AIM
Locate the line containing "Output the text content of this document." in the material below; repeat it and every line after it, exactly as written.

Begin AVAILABLE RECORDS

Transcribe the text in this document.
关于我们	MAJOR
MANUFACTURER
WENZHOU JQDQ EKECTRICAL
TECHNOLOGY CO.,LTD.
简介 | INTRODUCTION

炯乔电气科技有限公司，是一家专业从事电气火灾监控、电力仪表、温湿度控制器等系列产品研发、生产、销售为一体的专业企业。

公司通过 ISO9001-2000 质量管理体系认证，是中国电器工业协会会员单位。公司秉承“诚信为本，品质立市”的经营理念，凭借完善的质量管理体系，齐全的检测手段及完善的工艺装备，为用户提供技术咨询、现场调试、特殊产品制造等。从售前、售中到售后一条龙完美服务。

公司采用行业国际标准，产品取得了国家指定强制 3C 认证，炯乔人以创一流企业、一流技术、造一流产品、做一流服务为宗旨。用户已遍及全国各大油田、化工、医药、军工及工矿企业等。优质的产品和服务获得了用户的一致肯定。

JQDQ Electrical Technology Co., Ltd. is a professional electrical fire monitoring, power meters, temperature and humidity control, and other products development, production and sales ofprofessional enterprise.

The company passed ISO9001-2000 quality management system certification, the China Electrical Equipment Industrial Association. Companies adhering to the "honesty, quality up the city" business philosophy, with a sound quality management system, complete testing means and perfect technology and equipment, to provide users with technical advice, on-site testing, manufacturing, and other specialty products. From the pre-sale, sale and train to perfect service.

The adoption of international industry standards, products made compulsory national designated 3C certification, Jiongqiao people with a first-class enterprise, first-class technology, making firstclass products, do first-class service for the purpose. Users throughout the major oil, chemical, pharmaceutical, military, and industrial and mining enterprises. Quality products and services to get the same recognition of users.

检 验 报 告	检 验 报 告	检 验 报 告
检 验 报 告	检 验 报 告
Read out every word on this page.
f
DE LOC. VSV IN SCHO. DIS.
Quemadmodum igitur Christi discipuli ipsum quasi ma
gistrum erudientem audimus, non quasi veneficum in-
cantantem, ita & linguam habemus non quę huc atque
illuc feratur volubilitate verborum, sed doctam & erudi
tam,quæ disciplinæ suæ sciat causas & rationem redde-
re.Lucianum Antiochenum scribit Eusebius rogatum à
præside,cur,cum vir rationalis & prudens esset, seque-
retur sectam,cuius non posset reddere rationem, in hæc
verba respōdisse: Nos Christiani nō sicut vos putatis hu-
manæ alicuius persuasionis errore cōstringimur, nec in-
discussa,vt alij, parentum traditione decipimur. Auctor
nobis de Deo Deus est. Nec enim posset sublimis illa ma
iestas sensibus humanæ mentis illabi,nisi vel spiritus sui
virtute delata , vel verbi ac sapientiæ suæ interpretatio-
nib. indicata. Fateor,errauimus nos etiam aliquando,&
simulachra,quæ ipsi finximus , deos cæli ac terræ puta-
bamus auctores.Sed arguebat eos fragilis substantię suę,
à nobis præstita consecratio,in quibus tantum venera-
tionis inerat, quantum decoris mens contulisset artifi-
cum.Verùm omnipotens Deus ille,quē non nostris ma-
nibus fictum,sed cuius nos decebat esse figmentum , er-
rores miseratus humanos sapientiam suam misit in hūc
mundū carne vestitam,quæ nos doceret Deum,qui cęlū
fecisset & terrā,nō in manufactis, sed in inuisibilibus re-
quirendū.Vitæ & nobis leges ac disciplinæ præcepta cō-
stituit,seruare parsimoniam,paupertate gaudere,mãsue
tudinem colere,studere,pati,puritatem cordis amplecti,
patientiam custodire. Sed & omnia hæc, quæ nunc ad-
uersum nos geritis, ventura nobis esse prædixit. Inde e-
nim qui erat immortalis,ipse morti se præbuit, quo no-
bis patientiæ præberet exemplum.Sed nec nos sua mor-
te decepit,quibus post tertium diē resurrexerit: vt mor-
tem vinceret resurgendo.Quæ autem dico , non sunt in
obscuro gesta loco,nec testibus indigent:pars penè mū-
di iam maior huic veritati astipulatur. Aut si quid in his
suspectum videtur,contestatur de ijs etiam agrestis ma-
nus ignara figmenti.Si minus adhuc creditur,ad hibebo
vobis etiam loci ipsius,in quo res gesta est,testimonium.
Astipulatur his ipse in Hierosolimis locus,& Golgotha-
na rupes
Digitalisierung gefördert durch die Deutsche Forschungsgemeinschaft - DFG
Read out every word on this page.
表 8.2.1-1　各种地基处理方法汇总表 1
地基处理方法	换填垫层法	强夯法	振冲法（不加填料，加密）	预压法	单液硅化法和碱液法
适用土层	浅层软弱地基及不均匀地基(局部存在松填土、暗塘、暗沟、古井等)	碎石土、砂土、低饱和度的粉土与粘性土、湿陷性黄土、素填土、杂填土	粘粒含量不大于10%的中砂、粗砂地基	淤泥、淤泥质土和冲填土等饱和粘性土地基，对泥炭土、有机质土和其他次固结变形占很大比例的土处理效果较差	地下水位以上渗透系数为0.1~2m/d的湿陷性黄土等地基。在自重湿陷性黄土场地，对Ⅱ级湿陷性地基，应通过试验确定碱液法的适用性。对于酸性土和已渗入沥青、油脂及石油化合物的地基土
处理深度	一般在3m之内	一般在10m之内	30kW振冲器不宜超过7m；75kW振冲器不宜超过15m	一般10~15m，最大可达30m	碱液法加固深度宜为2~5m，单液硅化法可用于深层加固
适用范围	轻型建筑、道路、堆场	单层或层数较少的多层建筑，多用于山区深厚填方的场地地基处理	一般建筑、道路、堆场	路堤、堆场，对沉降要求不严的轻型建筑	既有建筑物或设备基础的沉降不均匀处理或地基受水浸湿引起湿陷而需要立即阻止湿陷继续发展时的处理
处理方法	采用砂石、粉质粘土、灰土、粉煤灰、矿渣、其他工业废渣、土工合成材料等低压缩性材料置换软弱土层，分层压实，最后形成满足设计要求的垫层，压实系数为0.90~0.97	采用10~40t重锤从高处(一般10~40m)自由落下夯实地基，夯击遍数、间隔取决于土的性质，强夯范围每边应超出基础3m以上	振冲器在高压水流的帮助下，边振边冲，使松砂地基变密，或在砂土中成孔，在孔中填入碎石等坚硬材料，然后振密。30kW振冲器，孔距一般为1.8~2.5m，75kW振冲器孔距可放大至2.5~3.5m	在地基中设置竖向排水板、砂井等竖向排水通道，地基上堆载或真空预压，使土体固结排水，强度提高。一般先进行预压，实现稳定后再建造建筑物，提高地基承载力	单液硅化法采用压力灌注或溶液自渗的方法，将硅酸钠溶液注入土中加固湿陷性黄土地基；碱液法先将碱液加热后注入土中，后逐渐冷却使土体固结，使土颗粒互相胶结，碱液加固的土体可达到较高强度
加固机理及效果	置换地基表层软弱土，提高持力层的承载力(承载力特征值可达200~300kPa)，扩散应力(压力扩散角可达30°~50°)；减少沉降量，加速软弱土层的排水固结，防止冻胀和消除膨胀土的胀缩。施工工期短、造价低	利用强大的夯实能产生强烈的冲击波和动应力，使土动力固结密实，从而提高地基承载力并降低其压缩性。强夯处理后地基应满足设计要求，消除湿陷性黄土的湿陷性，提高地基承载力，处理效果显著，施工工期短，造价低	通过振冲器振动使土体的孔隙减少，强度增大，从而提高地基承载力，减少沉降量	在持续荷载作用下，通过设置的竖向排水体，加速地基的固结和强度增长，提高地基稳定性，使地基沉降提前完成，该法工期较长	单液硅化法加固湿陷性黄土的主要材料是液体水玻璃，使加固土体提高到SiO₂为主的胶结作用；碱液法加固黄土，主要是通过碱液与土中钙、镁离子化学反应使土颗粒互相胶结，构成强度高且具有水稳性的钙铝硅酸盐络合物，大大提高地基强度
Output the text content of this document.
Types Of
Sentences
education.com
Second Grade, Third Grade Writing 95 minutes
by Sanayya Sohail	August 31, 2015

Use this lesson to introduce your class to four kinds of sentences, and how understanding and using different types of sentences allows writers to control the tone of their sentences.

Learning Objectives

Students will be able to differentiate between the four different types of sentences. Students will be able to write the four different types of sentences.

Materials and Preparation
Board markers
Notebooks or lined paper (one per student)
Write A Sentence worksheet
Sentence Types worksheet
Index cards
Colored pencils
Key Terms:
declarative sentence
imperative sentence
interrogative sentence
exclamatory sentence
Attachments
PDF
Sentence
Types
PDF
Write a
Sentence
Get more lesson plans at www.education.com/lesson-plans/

End AVAILABLE RECORDS

FINISHED TASK
Output the text content of this document.
Types Of
Sentences
education.com
Second Grade, Third Grade Writing 95 minutes
by Sanayya Sohail	August 31, 2015

Use this lesson to introduce your class to four kinds of sentences, and how understanding and using different types of sentences allows writers to control the tone of their sentences.

Learning Objectives

Students will be able to differentiate between the four different types of sentences. Students will be able to write the four different types of sentences.

Materials and Preparation
Board markers
Notebooks or lined paper (one per student)
Write A Sentence worksheet
Sentence Types worksheet
Index cards
Colored pencils
Key Terms:
declarative sentence
imperative sentence
interrogative sentence
exclamatory sentence
Attachments
PDF
Sentence
Types
PDF
Write a
Sentence
Get more lesson plans at www.education.com/lesson-plans/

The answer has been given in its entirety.